**REQUIRED WORK**
Each entry below is to be extracted exactly.
******
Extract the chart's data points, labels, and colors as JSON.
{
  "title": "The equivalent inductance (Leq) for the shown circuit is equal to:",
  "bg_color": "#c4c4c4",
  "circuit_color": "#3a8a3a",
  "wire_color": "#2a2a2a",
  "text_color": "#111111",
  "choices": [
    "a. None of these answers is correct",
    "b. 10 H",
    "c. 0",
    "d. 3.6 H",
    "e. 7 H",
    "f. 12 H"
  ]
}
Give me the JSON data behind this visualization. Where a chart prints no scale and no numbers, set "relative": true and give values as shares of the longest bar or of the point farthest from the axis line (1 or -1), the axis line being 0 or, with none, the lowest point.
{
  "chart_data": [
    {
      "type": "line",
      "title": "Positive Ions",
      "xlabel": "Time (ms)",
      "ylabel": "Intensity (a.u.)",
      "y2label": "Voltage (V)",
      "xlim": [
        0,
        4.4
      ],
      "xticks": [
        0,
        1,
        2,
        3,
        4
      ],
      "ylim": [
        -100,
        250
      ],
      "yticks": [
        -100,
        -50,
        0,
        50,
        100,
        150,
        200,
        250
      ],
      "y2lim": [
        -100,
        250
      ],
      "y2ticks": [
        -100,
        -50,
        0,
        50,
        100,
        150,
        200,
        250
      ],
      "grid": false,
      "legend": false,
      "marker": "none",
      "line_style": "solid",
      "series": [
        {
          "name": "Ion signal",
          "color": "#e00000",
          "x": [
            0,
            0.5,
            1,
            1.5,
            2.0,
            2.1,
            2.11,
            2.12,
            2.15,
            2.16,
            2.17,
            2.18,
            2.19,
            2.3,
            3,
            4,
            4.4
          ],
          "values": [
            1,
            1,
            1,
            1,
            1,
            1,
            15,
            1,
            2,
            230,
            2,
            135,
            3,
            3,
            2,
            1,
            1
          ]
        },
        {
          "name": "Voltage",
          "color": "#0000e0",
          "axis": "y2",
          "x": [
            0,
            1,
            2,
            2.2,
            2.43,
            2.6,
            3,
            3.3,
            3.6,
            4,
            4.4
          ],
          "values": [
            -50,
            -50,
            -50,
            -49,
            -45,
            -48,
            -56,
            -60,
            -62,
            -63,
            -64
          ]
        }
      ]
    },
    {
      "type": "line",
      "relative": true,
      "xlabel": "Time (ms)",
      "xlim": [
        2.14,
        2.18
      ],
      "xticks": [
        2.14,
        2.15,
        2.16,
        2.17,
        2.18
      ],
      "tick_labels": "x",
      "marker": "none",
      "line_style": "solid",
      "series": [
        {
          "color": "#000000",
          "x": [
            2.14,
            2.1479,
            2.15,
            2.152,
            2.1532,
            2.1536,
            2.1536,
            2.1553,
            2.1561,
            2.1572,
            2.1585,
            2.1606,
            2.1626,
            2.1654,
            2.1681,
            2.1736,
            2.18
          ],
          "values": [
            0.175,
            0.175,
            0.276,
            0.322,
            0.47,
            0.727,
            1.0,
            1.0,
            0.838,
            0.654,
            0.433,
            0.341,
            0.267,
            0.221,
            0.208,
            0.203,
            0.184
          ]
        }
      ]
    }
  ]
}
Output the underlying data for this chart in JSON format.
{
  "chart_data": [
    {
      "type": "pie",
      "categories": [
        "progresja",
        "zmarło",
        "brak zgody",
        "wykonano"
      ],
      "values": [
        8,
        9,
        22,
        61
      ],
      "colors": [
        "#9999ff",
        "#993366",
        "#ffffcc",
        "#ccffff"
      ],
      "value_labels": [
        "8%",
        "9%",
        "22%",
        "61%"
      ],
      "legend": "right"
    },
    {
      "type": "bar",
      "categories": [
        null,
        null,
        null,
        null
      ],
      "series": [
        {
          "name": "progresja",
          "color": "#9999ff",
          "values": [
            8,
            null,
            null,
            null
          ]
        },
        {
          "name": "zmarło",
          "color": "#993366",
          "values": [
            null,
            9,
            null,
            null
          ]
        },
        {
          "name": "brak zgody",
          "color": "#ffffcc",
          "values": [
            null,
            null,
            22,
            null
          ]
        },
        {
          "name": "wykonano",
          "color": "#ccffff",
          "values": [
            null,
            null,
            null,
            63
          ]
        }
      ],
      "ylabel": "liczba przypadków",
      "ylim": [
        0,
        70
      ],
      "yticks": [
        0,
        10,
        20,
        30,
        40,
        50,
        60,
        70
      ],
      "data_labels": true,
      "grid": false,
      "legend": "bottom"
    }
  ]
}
******
**WORKED ANSWER**
Extract the chart's data points, labels, and colors as JSON.
{
  "title": "The equivalent inductance (Leq) for the shown circuit is equal to:",
  "bg_color": "#c4c4c4",
  "circuit_color": "#3a8a3a",
  "wire_color": "#2a2a2a",
  "text_color": "#111111",
  "choices": [
    "a. None of these answers is correct",
    "b. 10 H",
    "c. 0",
    "d. 3.6 H",
    "e. 7 H",
    "f. 12 H"
  ]
}
Give me the JSON data behind this visualization. Where a chart prints no scale and no numbers, set "relative": true and give values as shares of the longest bar or of the point farthest from the axis line (1 or -1), the axis line being 0 or, with none, the lowest point.
{
  "chart_data": [
    {
      "type": "line",
      "title": "Positive Ions",
      "xlabel": "Time (ms)",
      "ylabel": "Intensity (a.u.)",
      "y2label": "Voltage (V)",
      "xlim": [
        0,
        4.4
      ],
      "xticks": [
        0,
        1,
        2,
        3,
        4
      ],
      "ylim": [
        -100,
        250
      ],
      "yticks": [
        -100,
        -50,
        0,
        50,
        100,
        150,
        200,
        250
      ],
      "y2lim": [
        -100,
        250
      ],
      "y2ticks": [
        -100,
        -50,
        0,
        50,
        100,
        150,
        200,
        250
      ],
      "grid": false,
      "legend": false,
      "marker": "none",
      "line_style": "solid",
      "series": [
        {
          "name": "Ion signal",
          "color": "#e00000",
          "x": [
            0,
            0.5,
            1,
            1.5,
            2.0,
            2.1,
            2.11,
            2.12,
            2.15,
            2.16,
            2.17,
            2.18,
            2.19,
            2.3,
            3,
            4,
            4.4
          ],
          "values": [
            1,
            1,
            1,
            1,
            1,
            1,
            15,
            1,
            2,
            230,
            2,
            135,
            3,
            3,
            2,
            1,
            1
          ]
        },
        {
          "name": "Voltage",
          "color": "#0000e0",
          "axis": "y2",
          "x": [
            0,
            1,
            2,
            2.2,
            2.43,
            2.6,
            3,
            3.3,
            3.6,
            4,
            4.4
          ],
          "values": [
            -50,
            -50,
            -50,
            -49,
            -45,
            -48,
            -56,
            -60,
            -62,
            -63,
            -64
          ]
        }
      ]
    },
    {
      "type": "line",
      "relative": true,
      "xlabel": "Time (ms)",
      "xlim": [
        2.14,
        2.18
      ],
      "xticks": [
        2.14,
        2.15,
        2.16,
        2.17,
        2.18
      ],
      "tick_labels": "x",
      "marker": "none",
      "line_style": "solid",
      "series": [
        {
          "color": "#000000",
          "x": [
            2.14,
            2.1479,
            2.15,
            2.152,
            2.1532,
            2.1536,
            2.1536,
            2.1553,
            2.1561,
            2.1572,
            2.1585,
            2.1606,
            2.1626,
            2.1654,
            2.1681,
            2.1736,
            2.18
          ],
          "values": [
            0.175,
            0.175,
            0.276,
            0.322,
            0.47,
            0.727,
            1.0,
            1.0,
            0.838,
            0.654,
            0.433,
            0.341,
            0.267,
            0.221,
            0.208,
            0.203,
            0.184
          ]
        }
      ]
    }
  ]
}
Output the underlying data for this chart in JSON format.
{
  "chart_data": [
    {
      "type": "pie",
      "categories": [
        "progresja",
        "zmarło",
        "brak zgody",
        "wykonano"
      ],
      "values": [
        8,
        9,
        22,
        61
      ],
      "colors": [
        "#9999ff",
        "#993366",
        "#ffffcc",
        "#ccffff"
      ],
      "value_labels": [
        "8%",
        "9%",
        "22%",
        "61%"
      ],
      "legend": "right"
    },
    {
      "type": "bar",
      "categories": [
        null,
        null,
        null,
        null
      ],
      "series": [
        {
          "name": "progresja",
          "color": "#9999ff",
          "values": [
            8,
            null,
            null,
            null
          ]
        },
        {
          "name": "zmarło",
          "color": "#993366",
          "values": [
            null,
            9,
            null,
            null
          ]
        },
        {
          "name": "brak zgody",
          "color": "#ffffcc",
          "values": [
            null,
            null,
            22,
            null
          ]
        },
        {
          "name": "wykonano",
          "color": "#ccffff",
          "values": [
            null,
            null,
            null,
            63
          ]
        }
      ],
      "ylabel": "liczba przypadków",
      "ylim": [
        0,
        70
      ],
      "yticks": [
        0,
        10,
        20,
        30,
        40,
        50,
        60,
        70
      ],
      "data_labels": true,
      "grid": false,
      "legend": "bottom"
    }
  ]
}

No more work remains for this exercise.